Dataset records:

** Begin **

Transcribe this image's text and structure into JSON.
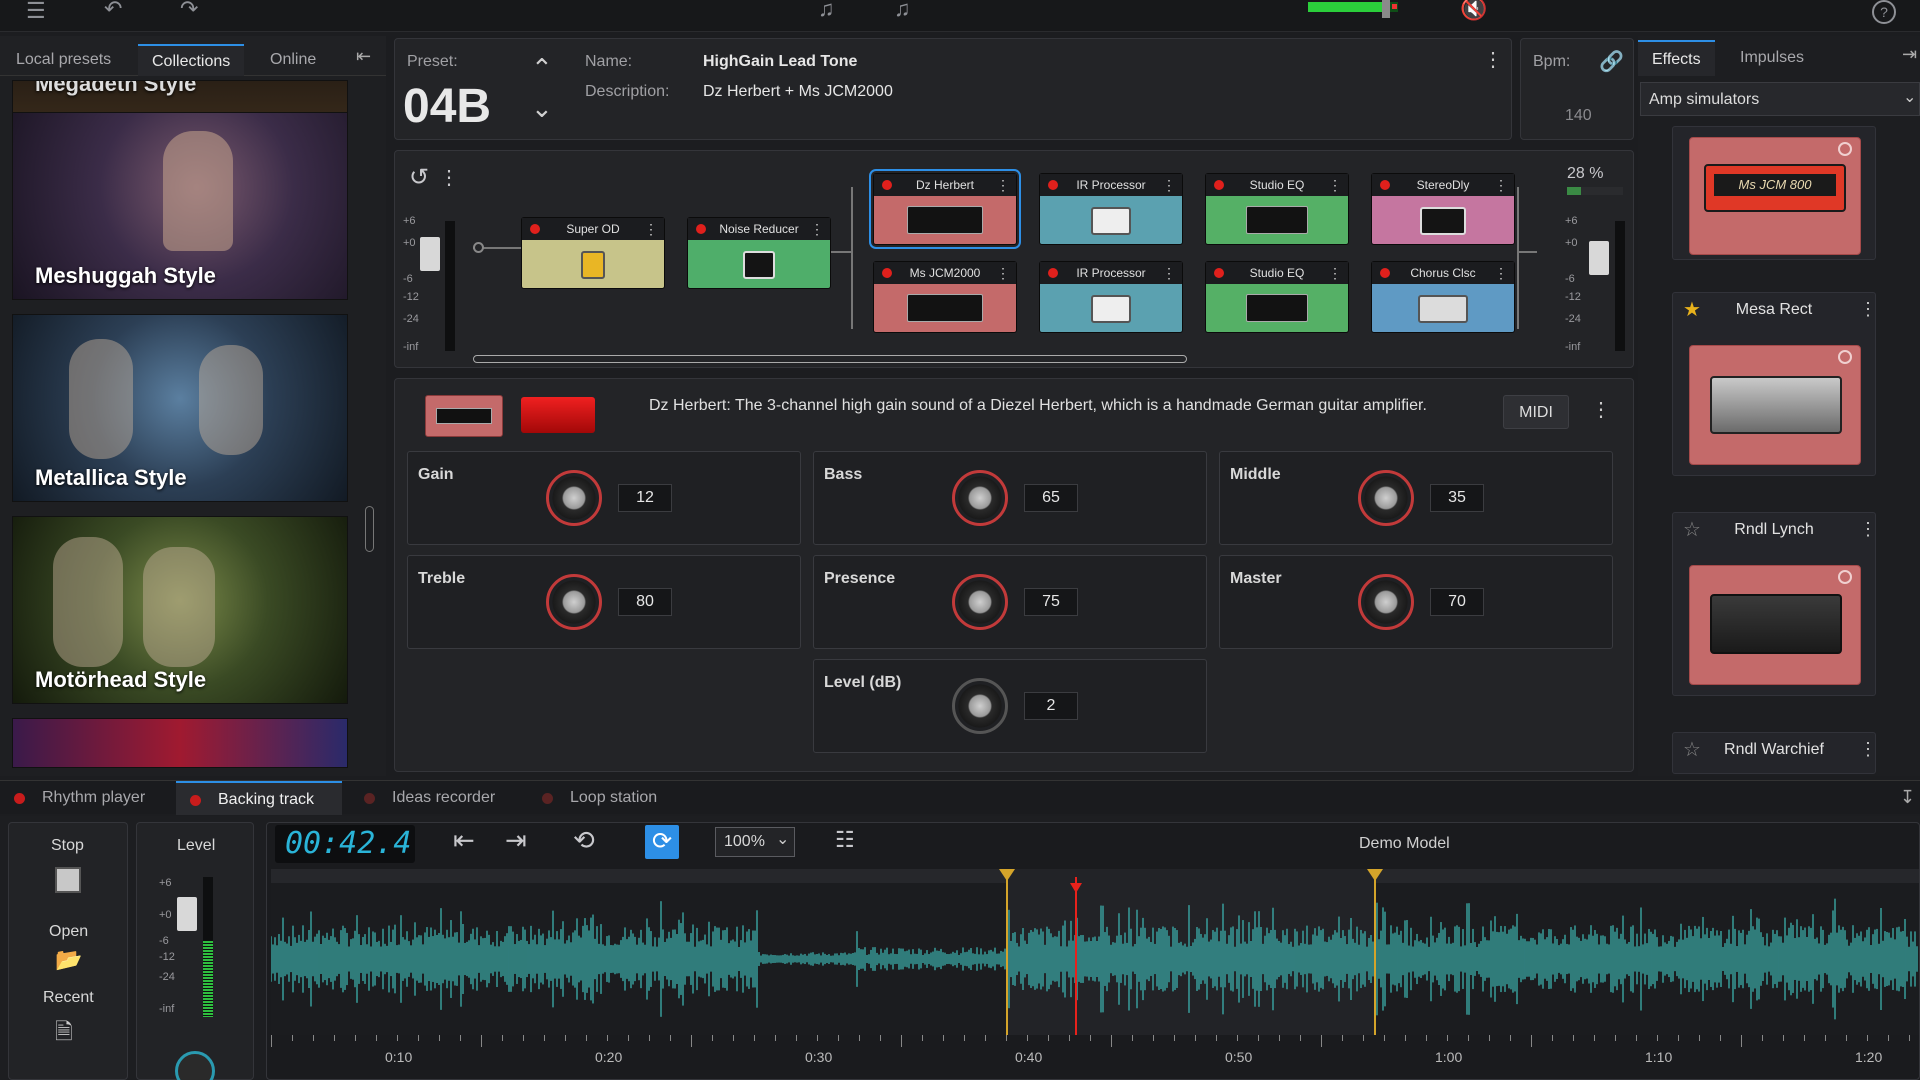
{
  "topbar": {
    "icons": [
      "menu-icon",
      "undo-icon",
      "redo-icon",
      "tuner-icon",
      "metronome-icon",
      "mute-icon",
      "help-icon"
    ]
  },
  "left": {
    "tabs": [
      "Local presets",
      "Collections",
      "Online"
    ],
    "collapse_icon": "collapse-left-icon",
    "cards": [
      "Megadeth Style",
      "Meshuggah Style",
      "Metallica Style",
      "Motörhead Style"
    ]
  },
  "preset": {
    "label": "Preset:",
    "number": "04B",
    "name_label": "Name:",
    "name": "HighGain Lead Tone",
    "desc_label": "Description:",
    "description": "Dz Herbert + Ms JCM2000",
    "bpm_label": "Bpm:",
    "bpm": "140"
  },
  "chain": {
    "input_meter": [
      "+6",
      "+0",
      "-6",
      "-12",
      "-24",
      "-inf"
    ],
    "output_meter": [
      "+6",
      "+0",
      "-6",
      "-12",
      "-24",
      "-inf"
    ],
    "output_percent": "28 %",
    "pedals": {
      "super_od": "Super OD",
      "noise_reducer": "Noise Reducer",
      "dz_herbert": "Dz Herbert",
      "ir1": "IR Processor",
      "eq1": "Studio EQ",
      "stereodly": "StereoDly",
      "ms_jcm2000": "Ms JCM2000",
      "ir2": "IR Processor",
      "eq2": "Studio EQ",
      "chorus": "Chorus Clsc"
    }
  },
  "editor": {
    "description": "Dz Herbert:  The 3-channel high gain sound of a Diezel Herbert, which is a handmade German guitar amplifier.",
    "midi": "MIDI",
    "knobs": {
      "gain": {
        "label": "Gain",
        "value": "12"
      },
      "bass": {
        "label": "Bass",
        "value": "65"
      },
      "middle": {
        "label": "Middle",
        "value": "35"
      },
      "treble": {
        "label": "Treble",
        "value": "80"
      },
      "presence": {
        "label": "Presence",
        "value": "75"
      },
      "master": {
        "label": "Master",
        "value": "70"
      },
      "level": {
        "label": "Level (dB)",
        "value": "2"
      }
    }
  },
  "right": {
    "tabs": [
      "Effects",
      "Impulses"
    ],
    "category": "Amp simulators",
    "first_amp_badge": "Ms JCM 800",
    "amps": [
      "Mesa Rect",
      "Rndl Lynch",
      "Rndl Warchief"
    ]
  },
  "bottom": {
    "tabs": [
      "Rhythm player",
      "Backing track",
      "Ideas recorder",
      "Loop station"
    ],
    "stop": "Stop",
    "open": "Open",
    "recent": "Recent",
    "level": "Level",
    "level_meter": [
      "+6",
      "+0",
      "-6",
      "-12",
      "-24",
      "-inf"
    ],
    "time": "00:42.4",
    "zoom": "100%",
    "track_name": "Demo Model",
    "ruler": [
      "0:10",
      "0:20",
      "0:30",
      "0:40",
      "0:50",
      "1:00",
      "1:10",
      "1:20"
    ]
  },
  "colors": {
    "accent": "#2d8fe6",
    "wave": "#3aa6a3",
    "led": "#e0201c",
    "loop_marker": "#d4a42a",
    "playhead": "#e8221c"
  }
}
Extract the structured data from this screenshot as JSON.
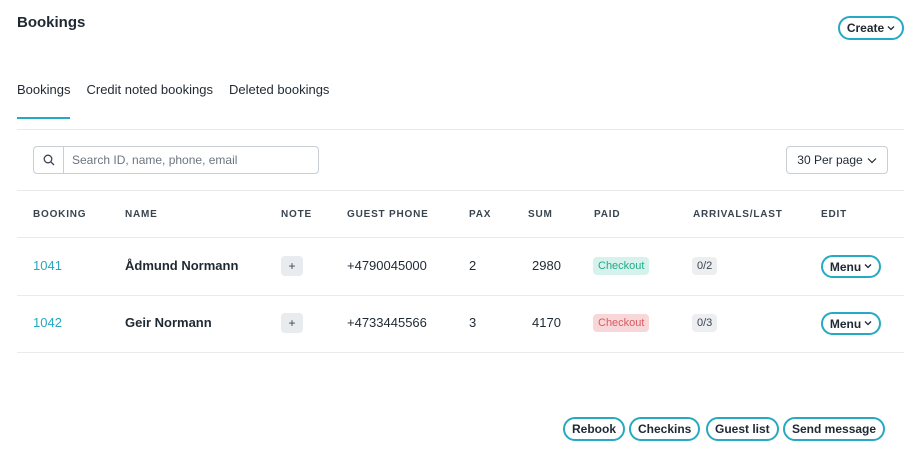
{
  "header": {
    "title": "Bookings",
    "create_label": "Create"
  },
  "tabs": [
    {
      "label": "Bookings",
      "active": true
    },
    {
      "label": "Credit noted bookings",
      "active": false
    },
    {
      "label": "Deleted bookings",
      "active": false
    }
  ],
  "search": {
    "placeholder": "Search ID, name, phone, email",
    "value": ""
  },
  "per_page": {
    "label": "30 Per page"
  },
  "table": {
    "columns": [
      "BOOKING",
      "NAME",
      "NOTE",
      "GUEST PHONE",
      "PAX",
      "SUM",
      "PAID",
      "ARRIVALS/LAST",
      "EDIT"
    ],
    "rows": [
      {
        "booking": "1041",
        "name": "Ådmund Normann",
        "note": "+",
        "phone": "+4790045000",
        "pax": "2",
        "sum": "2980",
        "paid": "Checkout",
        "paid_status": "paid",
        "arrivals": "0/2",
        "edit": "Menu"
      },
      {
        "booking": "1042",
        "name": "Geir Normann",
        "note": "+",
        "phone": "+4733445566",
        "pax": "3",
        "sum": "4170",
        "paid": "Checkout",
        "paid_status": "unpaid",
        "arrivals": "0/3",
        "edit": "Menu"
      }
    ]
  },
  "footer": {
    "rebook": "Rebook",
    "checkins": "Checkins",
    "guest_list": "Guest list",
    "send_message": "Send message"
  },
  "colors": {
    "accent": "#26a9c2",
    "paid_green": "#22a98a",
    "unpaid_red": "#d85a64"
  },
  "icons": {
    "search": "search-icon",
    "dropdown": "chevron-down-icon"
  }
}
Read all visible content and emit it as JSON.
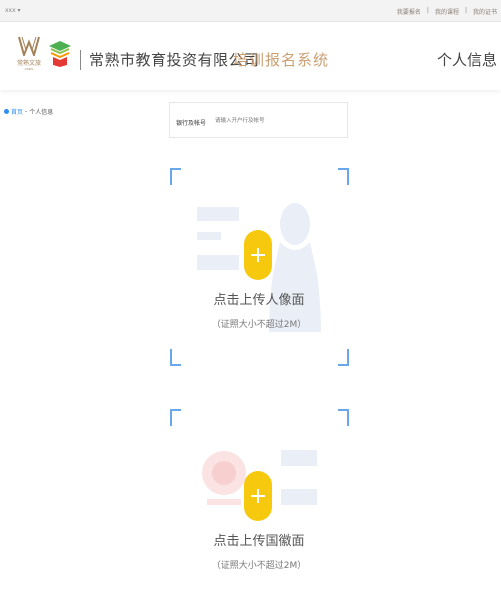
{
  "topbar": {
    "user": "xxx ▾",
    "links": [
      "我要报名",
      "我的课程",
      "我的证书"
    ]
  },
  "header": {
    "logo_text": "常熟文旅",
    "logo_subtext": "CSWL",
    "company": "常熟市教育投资有限公司",
    "system_name": "培训报名系统",
    "user_info": "个人信息"
  },
  "breadcrumb": {
    "home": "首页",
    "separator": " - ",
    "current": "个人信息"
  },
  "bank": {
    "label": "银行及帐号",
    "placeholder": "请输入开户行及帐号"
  },
  "upload_portrait": {
    "title": "点击上传人像面",
    "hint": "（证照大小不超过2M）"
  },
  "upload_emblem": {
    "title": "点击上传国徽面",
    "hint": "（证照大小不超过2M）"
  },
  "colors": {
    "accent_gold": "#caa072",
    "link_blue": "#2a8ff0",
    "plus_yellow": "#f6c90e",
    "corner_blue": "#6aa6ea"
  }
}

** End **

REQUIRED TASK: Any pictures should be dropped; transcribe the rest of the records above exactly.

SOLUTION TO THIS PROBLEM:
Transcribe this image's text and structure into JSON.
{
  "topbar": {
    "icons": [
      "menu-icon",
      "undo-icon",
      "redo-icon",
      "tuner-icon",
      "metronome-icon",
      "mute-icon",
      "help-icon"
    ]
  },
  "left": {
    "tabs": [
      "Local presets",
      "Collections",
      "Online"
    ],
    "collapse_icon": "collapse-left-icon",
    "cards": [
      "Megadeth Style",
      "Meshuggah Style",
      "Metallica Style",
      "Motörhead Style"
    ]
  },
  "preset": {
    "label": "Preset:",
    "number": "04B",
    "name_label": "Name:",
    "name": "HighGain Lead Tone",
    "desc_label": "Description:",
    "description": "Dz Herbert + Ms JCM2000",
    "bpm_label": "Bpm:",
    "bpm": "140"
  },
  "chain": {
    "input_meter": [
      "+6",
      "+0",
      "-6",
      "-12",
      "-24",
      "-inf"
    ],
    "output_meter": [
      "+6",
      "+0",
      "-6",
      "-12",
      "-24",
      "-inf"
    ],
    "output_percent": "28 %",
    "pedals": {
      "super_od": "Super OD",
      "noise_reducer": "Noise Reducer",
      "dz_herbert": "Dz Herbert",
      "ir1": "IR Processor",
      "eq1": "Studio EQ",
      "stereodly": "StereoDly",
      "ms_jcm2000": "Ms JCM2000",
      "ir2": "IR Processor",
      "eq2": "Studio EQ",
      "chorus": "Chorus Clsc"
    }
  },
  "editor": {
    "description": "Dz Herbert:  The 3-channel high gain sound of a Diezel Herbert, which is a handmade German guitar amplifier.",
    "midi": "MIDI",
    "knobs": {
      "gain": {
        "label": "Gain",
        "value": "12"
      },
      "bass": {
        "label": "Bass",
        "value": "65"
      },
      "middle": {
        "label": "Middle",
        "value": "35"
      },
      "treble": {
        "label": "Treble",
        "value": "80"
      },
      "presence": {
        "label": "Presence",
        "value": "75"
      },
      "master": {
        "label": "Master",
        "value": "70"
      },
      "level": {
        "label": "Level (dB)",
        "value": "2"
      }
    }
  },
  "right": {
    "tabs": [
      "Effects",
      "Impulses"
    ],
    "category": "Amp simulators",
    "first_amp_badge": "Ms JCM 800",
    "amps": [
      "Mesa Rect",
      "Rndl Lynch",
      "Rndl Warchief"
    ]
  },
  "bottom": {
    "tabs": [
      "Rhythm player",
      "Backing track",
      "Ideas recorder",
      "Loop station"
    ],
    "stop": "Stop",
    "open": "Open",
    "recent": "Recent",
    "level": "Level",
    "level_meter": [
      "+6",
      "+0",
      "-6",
      "-12",
      "-24",
      "-inf"
    ],
    "time": "00:42.4",
    "zoom": "100%",
    "track_name": "Demo Model",
    "ruler": [
      "0:10",
      "0:20",
      "0:30",
      "0:40",
      "0:50",
      "1:00",
      "1:10",
      "1:20"
    ]
  },
  "colors": {
    "accent": "#2d8fe6",
    "wave": "#3aa6a3",
    "led": "#e0201c",
    "loop_marker": "#d4a42a",
    "playhead": "#e8221c"
  }
}
Extract the structured data from this screenshot as JSON.
{
  "header": {
    "title": "Bookings",
    "create_label": "Create"
  },
  "tabs": [
    {
      "label": "Bookings",
      "active": true
    },
    {
      "label": "Credit noted bookings",
      "active": false
    },
    {
      "label": "Deleted bookings",
      "active": false
    }
  ],
  "search": {
    "placeholder": "Search ID, name, phone, email",
    "value": ""
  },
  "per_page": {
    "label": "30 Per page"
  },
  "table": {
    "columns": [
      "BOOKING",
      "NAME",
      "NOTE",
      "GUEST PHONE",
      "PAX",
      "SUM",
      "PAID",
      "ARRIVALS/LAST",
      "EDIT"
    ],
    "rows": [
      {
        "booking": "1041",
        "name": "Ådmund Normann",
        "note": "+",
        "phone": "+4790045000",
        "pax": "2",
        "sum": "2980",
        "paid": "Checkout",
        "paid_status": "paid",
        "arrivals": "0/2",
        "edit": "Menu"
      },
      {
        "booking": "1042",
        "name": "Geir Normann",
        "note": "+",
        "phone": "+4733445566",
        "pax": "3",
        "sum": "4170",
        "paid": "Checkout",
        "paid_status": "unpaid",
        "arrivals": "0/3",
        "edit": "Menu"
      }
    ]
  },
  "footer": {
    "rebook": "Rebook",
    "checkins": "Checkins",
    "guest_list": "Guest list",
    "send_message": "Send message"
  },
  "colors": {
    "accent": "#26a9c2",
    "paid_green": "#22a98a",
    "unpaid_red": "#d85a64"
  },
  "icons": {
    "search": "search-icon",
    "dropdown": "chevron-down-icon"
  }
}
Read all visible content and emit it as JSON.
{
  "topbar": {
    "user": "xxx ▾",
    "links": [
      "我要报名",
      "我的课程",
      "我的证书"
    ]
  },
  "header": {
    "logo_text": "常熟文旅",
    "logo_subtext": "CSWL",
    "company": "常熟市教育投资有限公司",
    "system_name": "培训报名系统",
    "user_info": "个人信息"
  },
  "breadcrumb": {
    "home": "首页",
    "separator": " - ",
    "current": "个人信息"
  },
  "bank": {
    "label": "银行及帐号",
    "placeholder": "请输入开户行及帐号"
  },
  "upload_portrait": {
    "title": "点击上传人像面",
    "hint": "（证照大小不超过2M）"
  },
  "upload_emblem": {
    "title": "点击上传国徽面",
    "hint": "（证照大小不超过2M）"
  },
  "colors": {
    "accent_gold": "#caa072",
    "link_blue": "#2a8ff0",
    "plus_yellow": "#f6c90e",
    "corner_blue": "#6aa6ea"
  }
}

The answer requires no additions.